▶ [Data shown]:
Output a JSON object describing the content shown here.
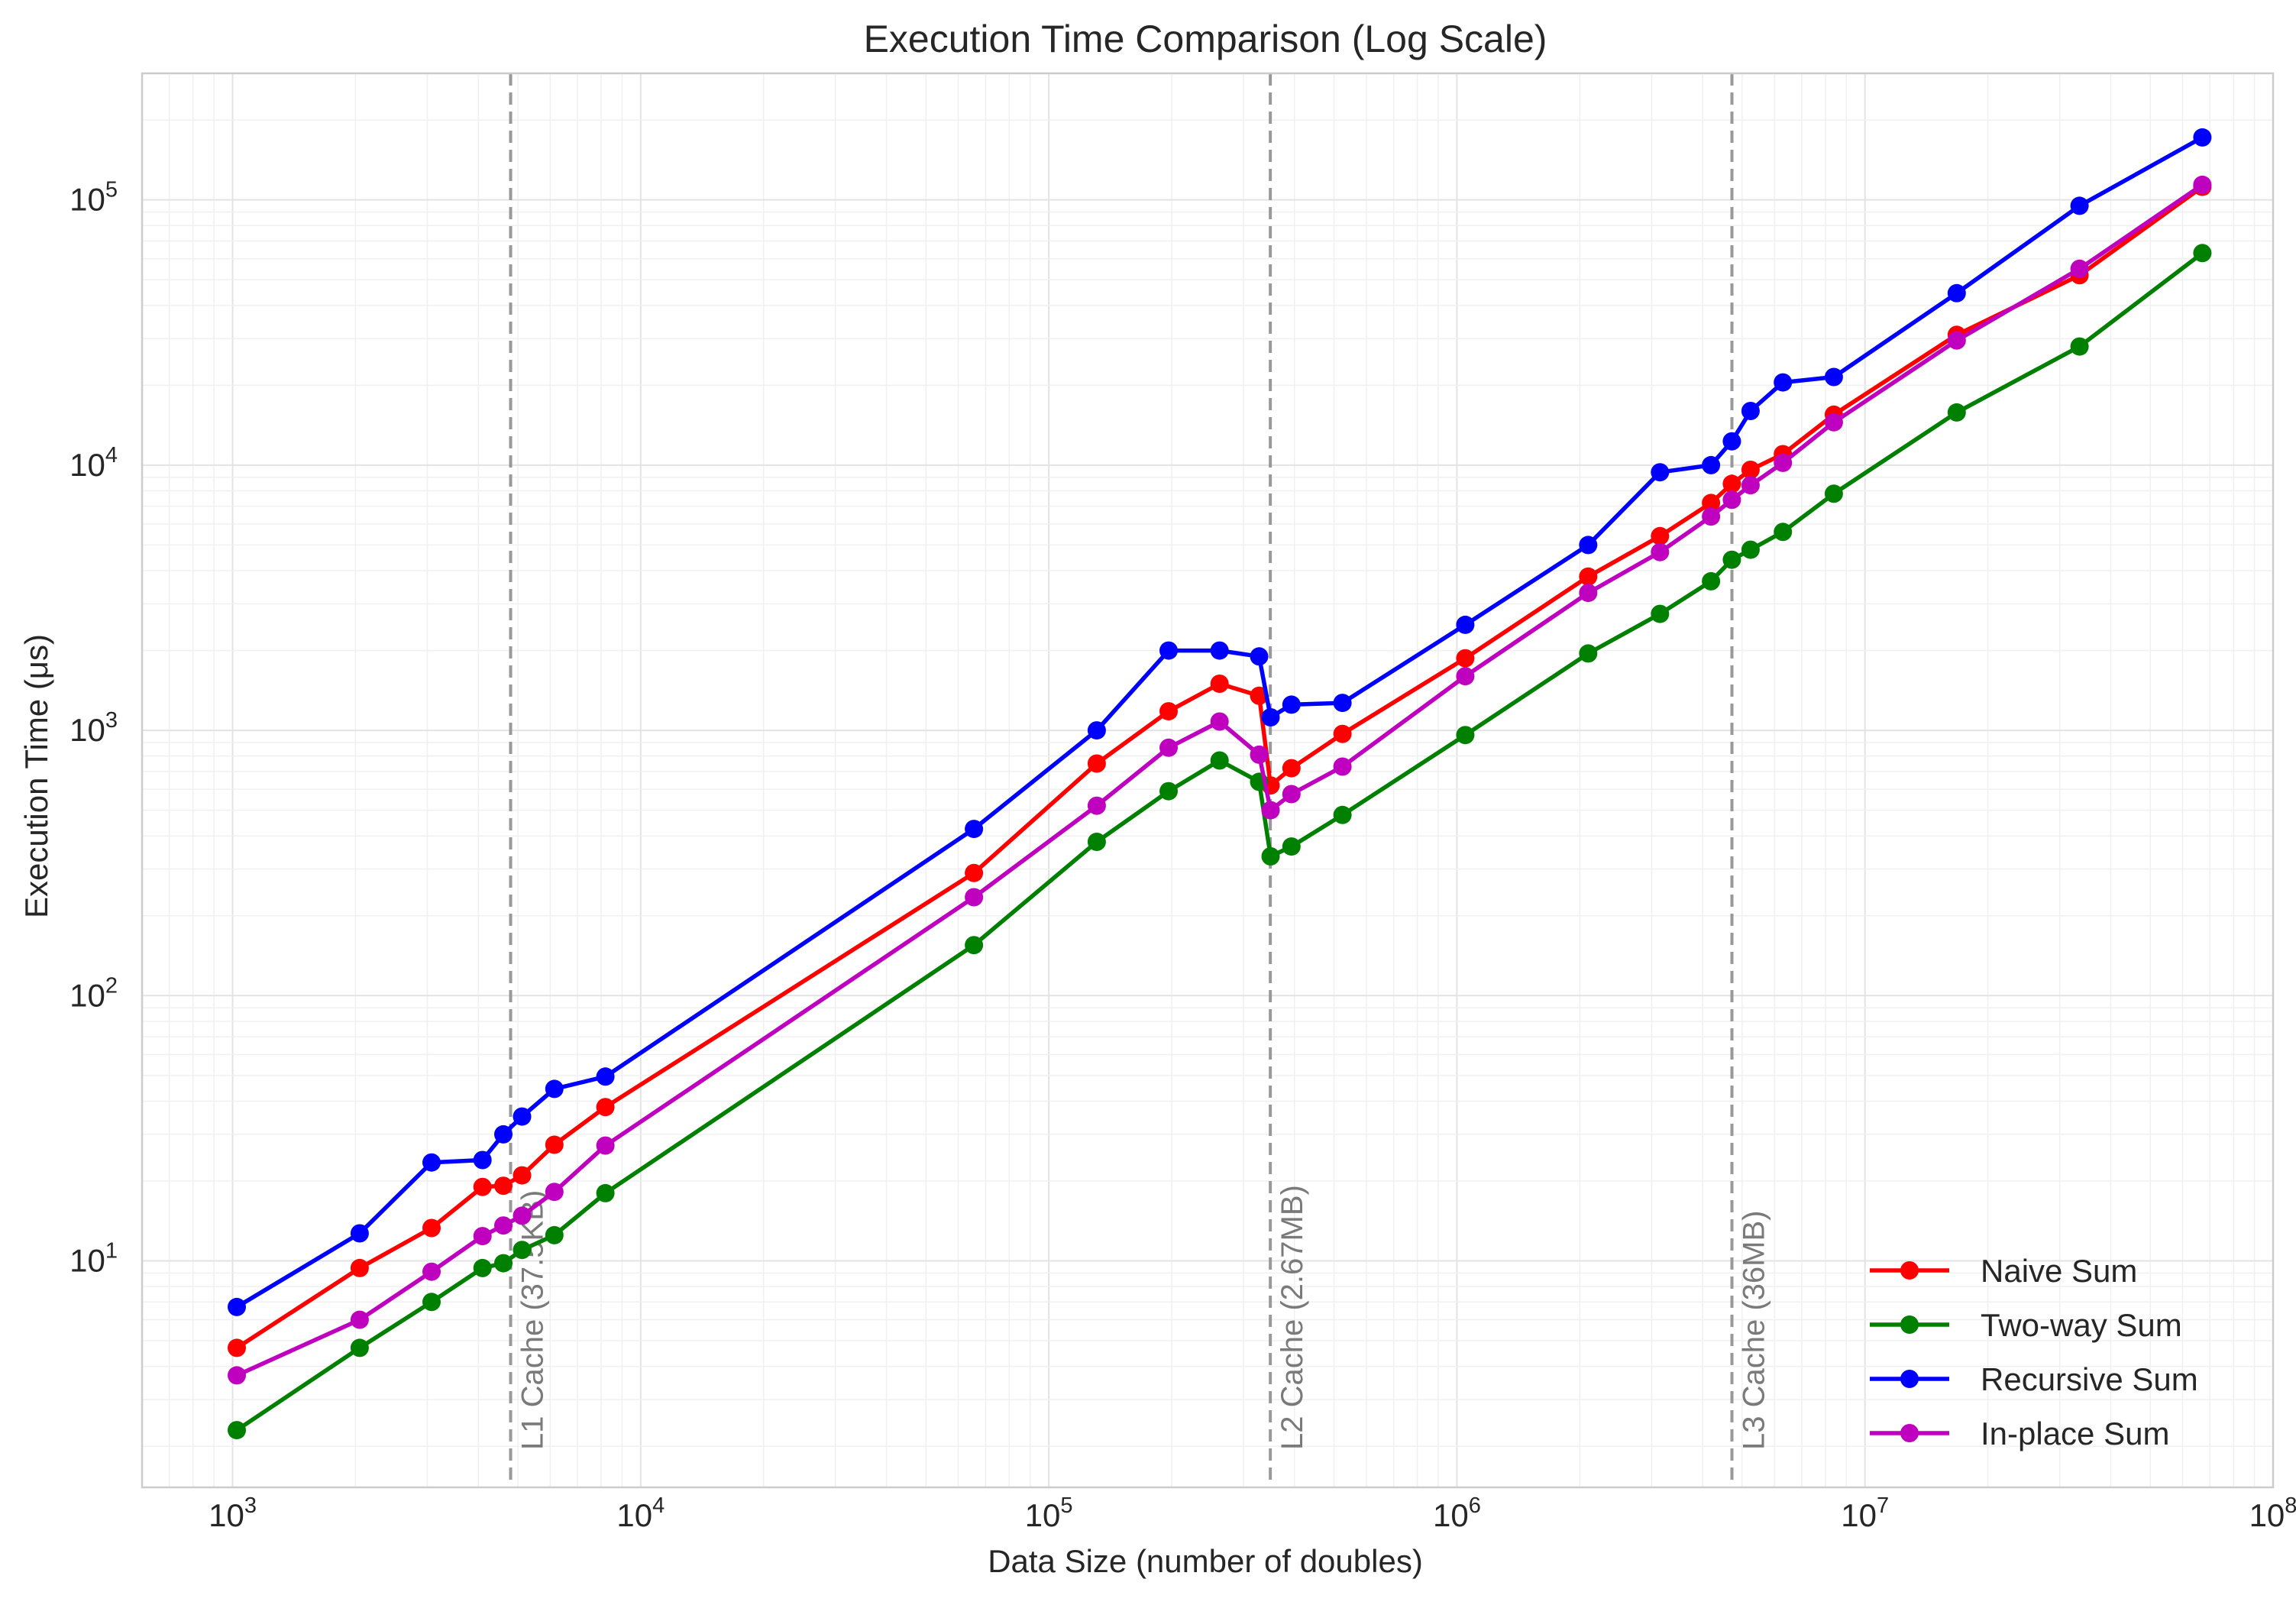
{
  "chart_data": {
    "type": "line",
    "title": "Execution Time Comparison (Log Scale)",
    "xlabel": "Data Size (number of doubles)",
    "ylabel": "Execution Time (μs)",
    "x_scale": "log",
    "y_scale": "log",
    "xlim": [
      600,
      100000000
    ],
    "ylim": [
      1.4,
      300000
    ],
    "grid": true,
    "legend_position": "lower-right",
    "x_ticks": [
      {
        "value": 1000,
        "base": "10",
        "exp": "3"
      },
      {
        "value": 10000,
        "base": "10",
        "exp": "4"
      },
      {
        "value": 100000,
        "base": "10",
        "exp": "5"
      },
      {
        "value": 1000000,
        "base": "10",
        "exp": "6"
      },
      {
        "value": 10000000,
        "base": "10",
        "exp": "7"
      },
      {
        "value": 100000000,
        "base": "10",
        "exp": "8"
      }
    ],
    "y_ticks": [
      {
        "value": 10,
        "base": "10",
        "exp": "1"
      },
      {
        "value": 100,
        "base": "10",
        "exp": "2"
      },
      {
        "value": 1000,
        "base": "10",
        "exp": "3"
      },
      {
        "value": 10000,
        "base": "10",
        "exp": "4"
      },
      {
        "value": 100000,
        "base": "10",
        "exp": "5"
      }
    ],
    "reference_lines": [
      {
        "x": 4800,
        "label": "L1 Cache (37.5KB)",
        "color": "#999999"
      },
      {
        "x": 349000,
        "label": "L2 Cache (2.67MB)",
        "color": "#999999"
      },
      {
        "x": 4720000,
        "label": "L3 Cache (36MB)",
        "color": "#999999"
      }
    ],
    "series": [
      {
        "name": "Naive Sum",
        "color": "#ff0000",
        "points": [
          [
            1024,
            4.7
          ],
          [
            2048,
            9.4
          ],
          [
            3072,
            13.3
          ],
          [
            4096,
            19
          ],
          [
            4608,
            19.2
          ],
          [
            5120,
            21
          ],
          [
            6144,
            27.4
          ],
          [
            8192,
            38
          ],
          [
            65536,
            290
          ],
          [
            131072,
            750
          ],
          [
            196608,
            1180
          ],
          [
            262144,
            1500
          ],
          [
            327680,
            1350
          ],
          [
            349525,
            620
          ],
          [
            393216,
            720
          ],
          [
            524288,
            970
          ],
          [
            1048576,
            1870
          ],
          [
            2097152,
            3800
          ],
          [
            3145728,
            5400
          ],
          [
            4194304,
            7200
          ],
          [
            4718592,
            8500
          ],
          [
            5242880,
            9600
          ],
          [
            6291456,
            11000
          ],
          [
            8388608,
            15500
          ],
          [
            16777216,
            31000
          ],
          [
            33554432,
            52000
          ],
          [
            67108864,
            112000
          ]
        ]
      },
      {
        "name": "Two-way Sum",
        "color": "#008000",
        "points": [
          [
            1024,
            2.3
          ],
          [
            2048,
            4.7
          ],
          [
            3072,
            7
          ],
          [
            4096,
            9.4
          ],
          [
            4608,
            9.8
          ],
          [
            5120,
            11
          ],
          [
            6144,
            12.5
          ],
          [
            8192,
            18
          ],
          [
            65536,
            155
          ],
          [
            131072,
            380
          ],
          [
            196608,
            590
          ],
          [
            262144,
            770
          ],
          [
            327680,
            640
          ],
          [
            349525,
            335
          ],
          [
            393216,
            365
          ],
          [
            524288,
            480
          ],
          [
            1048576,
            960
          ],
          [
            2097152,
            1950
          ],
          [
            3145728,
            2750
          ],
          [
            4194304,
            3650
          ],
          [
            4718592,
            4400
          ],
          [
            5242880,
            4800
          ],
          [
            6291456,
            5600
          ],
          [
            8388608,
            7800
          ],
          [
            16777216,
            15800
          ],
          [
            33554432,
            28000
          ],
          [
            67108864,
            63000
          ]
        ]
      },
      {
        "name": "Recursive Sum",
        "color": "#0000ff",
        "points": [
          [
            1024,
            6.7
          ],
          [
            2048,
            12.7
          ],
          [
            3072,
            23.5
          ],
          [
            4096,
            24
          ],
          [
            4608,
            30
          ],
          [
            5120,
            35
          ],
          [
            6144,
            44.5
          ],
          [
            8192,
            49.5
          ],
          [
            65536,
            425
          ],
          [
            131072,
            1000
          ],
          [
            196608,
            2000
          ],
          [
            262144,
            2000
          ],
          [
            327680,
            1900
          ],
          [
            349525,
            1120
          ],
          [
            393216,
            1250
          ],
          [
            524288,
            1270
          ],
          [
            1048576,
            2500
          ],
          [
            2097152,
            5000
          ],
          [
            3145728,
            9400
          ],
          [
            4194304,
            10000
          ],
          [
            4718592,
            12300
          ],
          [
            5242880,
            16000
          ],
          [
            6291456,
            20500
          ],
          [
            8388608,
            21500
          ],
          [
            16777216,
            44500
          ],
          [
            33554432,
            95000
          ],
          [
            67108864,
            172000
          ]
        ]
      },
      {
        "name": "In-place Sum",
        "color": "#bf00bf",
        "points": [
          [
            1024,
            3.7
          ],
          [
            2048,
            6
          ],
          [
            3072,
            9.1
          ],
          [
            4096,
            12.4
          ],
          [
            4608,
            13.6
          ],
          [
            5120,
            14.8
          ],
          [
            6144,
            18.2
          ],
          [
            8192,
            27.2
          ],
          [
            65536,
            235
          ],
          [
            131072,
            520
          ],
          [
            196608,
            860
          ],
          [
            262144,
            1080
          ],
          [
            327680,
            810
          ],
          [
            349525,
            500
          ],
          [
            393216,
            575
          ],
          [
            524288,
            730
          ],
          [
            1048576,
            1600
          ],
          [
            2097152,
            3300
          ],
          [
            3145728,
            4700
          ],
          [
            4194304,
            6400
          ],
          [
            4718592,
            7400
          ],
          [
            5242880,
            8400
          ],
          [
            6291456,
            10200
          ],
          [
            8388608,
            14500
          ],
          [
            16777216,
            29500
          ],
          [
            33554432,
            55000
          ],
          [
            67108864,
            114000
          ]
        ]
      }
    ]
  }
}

* * *

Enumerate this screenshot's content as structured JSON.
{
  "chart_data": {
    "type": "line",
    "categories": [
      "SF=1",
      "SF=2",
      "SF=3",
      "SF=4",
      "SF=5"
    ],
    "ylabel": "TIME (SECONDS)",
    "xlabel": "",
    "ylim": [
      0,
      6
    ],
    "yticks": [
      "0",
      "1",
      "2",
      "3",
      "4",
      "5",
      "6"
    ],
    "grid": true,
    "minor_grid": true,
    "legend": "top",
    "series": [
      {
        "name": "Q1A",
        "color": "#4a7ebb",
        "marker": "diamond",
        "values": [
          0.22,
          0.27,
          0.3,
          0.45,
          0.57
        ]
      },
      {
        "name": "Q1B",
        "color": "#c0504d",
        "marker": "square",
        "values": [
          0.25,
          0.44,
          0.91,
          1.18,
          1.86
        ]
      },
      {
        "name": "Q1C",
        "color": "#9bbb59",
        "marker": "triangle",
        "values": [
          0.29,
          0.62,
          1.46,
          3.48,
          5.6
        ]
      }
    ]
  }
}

▶ [Task directions]: Scan the entries above. Copy each line that has the string "color".

▶ [Output below]:
        "color": "#999999"
        "color": "#999999"
        "color": "#999999"
        "color": "#ff0000",
        "color": "#008000",
        "color": "#0000ff",
        "color": "#bf00bf",
        "color": "#4a7ebb",
        "color": "#c0504d",
        "color": "#9bbb59",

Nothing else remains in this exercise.